# Data shown:
'''
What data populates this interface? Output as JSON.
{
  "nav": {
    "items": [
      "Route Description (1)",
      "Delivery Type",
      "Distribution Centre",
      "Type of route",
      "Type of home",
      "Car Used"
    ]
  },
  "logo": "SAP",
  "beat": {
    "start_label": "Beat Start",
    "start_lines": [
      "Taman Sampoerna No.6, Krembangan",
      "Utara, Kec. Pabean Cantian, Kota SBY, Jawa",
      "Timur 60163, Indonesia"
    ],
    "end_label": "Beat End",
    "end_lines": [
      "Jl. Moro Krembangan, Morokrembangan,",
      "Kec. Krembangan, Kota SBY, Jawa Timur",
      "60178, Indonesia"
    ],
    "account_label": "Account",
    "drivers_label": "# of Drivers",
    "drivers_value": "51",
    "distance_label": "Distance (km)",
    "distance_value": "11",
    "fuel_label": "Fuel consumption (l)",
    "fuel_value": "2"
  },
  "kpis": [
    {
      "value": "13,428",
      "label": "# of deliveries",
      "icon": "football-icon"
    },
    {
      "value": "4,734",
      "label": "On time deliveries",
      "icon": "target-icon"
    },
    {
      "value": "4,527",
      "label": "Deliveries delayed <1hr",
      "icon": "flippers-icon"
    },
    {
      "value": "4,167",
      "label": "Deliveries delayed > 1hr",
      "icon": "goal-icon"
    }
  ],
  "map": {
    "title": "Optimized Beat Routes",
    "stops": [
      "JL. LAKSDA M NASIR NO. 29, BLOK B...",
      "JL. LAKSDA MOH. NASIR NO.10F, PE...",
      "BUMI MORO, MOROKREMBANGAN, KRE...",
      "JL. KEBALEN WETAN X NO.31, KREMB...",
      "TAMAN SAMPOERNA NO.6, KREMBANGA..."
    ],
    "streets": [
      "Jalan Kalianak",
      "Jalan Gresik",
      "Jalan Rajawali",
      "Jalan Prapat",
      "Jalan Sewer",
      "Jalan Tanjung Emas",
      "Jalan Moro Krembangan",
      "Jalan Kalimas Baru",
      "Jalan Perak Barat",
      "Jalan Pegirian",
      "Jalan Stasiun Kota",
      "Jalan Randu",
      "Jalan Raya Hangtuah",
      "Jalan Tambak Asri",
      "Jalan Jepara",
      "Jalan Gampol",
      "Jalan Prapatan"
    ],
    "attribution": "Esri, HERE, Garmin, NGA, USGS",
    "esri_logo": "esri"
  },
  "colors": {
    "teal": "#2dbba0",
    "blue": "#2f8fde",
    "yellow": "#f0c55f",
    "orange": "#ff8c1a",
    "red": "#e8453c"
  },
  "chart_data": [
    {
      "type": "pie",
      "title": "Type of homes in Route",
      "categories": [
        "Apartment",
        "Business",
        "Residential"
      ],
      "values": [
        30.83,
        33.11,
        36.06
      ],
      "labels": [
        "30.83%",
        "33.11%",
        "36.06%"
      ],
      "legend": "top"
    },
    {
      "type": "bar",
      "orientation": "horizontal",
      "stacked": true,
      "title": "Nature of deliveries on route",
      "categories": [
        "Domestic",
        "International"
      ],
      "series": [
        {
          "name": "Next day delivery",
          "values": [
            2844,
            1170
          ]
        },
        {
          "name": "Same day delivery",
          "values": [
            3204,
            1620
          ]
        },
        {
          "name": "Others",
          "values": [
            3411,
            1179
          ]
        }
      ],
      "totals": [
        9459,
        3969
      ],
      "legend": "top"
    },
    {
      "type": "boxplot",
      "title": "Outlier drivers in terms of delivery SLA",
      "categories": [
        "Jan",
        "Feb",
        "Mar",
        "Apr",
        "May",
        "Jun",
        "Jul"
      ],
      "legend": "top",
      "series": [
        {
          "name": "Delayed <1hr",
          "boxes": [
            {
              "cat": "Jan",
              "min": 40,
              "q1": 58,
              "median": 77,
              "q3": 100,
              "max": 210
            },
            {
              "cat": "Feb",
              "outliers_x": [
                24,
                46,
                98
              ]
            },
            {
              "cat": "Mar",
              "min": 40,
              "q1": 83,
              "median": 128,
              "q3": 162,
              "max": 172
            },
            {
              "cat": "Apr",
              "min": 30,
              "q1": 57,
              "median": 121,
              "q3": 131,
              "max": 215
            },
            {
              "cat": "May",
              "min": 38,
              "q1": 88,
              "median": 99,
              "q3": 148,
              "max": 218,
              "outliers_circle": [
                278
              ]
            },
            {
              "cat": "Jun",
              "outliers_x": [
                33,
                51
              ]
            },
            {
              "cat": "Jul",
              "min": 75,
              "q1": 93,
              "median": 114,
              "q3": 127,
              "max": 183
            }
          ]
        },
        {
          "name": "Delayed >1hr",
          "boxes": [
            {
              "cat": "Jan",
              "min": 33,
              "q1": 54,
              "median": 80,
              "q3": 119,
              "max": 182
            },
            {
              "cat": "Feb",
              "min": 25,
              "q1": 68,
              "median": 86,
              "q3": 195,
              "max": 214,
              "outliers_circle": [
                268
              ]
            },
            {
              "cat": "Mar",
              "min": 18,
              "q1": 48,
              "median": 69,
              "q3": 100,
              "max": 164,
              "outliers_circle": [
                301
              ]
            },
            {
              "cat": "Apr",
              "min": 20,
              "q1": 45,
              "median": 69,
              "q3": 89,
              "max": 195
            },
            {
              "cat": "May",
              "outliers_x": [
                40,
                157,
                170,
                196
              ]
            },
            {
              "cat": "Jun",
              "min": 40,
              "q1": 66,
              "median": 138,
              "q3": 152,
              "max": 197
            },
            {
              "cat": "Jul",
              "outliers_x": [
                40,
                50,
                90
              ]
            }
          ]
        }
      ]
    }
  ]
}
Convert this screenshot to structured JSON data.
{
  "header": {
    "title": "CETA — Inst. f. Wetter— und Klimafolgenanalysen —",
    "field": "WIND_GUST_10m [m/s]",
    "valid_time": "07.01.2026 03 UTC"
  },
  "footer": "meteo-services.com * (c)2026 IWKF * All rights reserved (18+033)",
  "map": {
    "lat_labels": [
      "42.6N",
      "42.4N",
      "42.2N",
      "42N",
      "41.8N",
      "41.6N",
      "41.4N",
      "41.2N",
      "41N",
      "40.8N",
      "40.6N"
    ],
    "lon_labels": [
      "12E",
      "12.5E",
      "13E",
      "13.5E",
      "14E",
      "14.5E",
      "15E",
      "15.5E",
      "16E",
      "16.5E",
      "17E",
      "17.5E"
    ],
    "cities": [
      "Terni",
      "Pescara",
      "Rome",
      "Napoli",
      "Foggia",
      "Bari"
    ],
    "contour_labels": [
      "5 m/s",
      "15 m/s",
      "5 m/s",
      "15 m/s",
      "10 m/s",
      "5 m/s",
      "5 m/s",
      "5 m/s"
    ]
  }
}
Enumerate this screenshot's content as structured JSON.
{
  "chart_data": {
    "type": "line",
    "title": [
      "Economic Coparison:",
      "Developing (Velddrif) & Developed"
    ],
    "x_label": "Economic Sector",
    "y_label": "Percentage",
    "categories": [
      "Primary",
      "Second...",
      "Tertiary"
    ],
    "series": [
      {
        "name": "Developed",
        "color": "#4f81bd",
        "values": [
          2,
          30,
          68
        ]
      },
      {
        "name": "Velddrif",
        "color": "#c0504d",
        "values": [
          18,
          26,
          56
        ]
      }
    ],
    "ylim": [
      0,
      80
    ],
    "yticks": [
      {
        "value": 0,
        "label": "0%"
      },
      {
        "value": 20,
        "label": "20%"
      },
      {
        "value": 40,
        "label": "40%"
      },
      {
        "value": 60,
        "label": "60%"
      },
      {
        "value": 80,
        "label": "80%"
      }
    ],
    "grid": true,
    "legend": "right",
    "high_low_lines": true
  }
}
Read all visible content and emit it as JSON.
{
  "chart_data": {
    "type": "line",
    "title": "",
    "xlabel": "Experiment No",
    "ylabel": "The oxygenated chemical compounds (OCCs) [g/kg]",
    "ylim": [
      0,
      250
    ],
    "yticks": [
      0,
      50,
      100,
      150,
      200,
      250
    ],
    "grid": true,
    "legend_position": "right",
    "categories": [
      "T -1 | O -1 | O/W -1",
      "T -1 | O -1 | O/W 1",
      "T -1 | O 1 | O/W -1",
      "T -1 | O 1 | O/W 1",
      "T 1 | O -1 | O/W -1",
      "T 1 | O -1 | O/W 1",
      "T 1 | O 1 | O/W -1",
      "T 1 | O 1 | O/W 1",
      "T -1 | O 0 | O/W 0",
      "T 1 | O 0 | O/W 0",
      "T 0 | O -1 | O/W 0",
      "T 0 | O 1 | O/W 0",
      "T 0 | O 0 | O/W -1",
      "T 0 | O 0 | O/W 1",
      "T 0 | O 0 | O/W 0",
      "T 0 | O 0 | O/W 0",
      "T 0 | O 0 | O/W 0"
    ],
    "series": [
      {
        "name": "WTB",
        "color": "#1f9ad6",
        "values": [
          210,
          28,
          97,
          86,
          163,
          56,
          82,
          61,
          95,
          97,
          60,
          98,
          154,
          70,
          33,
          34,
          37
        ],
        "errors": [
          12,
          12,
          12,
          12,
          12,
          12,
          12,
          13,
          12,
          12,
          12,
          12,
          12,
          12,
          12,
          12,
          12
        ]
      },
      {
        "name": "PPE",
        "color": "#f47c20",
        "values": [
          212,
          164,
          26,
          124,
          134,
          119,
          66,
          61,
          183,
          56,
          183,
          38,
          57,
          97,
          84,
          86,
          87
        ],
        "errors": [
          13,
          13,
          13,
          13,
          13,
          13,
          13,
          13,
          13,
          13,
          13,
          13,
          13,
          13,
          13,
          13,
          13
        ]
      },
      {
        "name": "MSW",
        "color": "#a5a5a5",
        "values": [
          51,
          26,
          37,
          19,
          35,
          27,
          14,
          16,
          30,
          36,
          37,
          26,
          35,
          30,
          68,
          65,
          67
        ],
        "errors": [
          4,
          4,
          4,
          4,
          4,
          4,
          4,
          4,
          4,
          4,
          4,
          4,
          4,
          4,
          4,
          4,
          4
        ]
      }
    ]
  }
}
'''
# Exercise requirements:
Pick out and copy the lines of the material that include the word "structured".

# Task response:
Convert this screenshot to structured JSON data.
Enumerate this screenshot's content as structured JSON.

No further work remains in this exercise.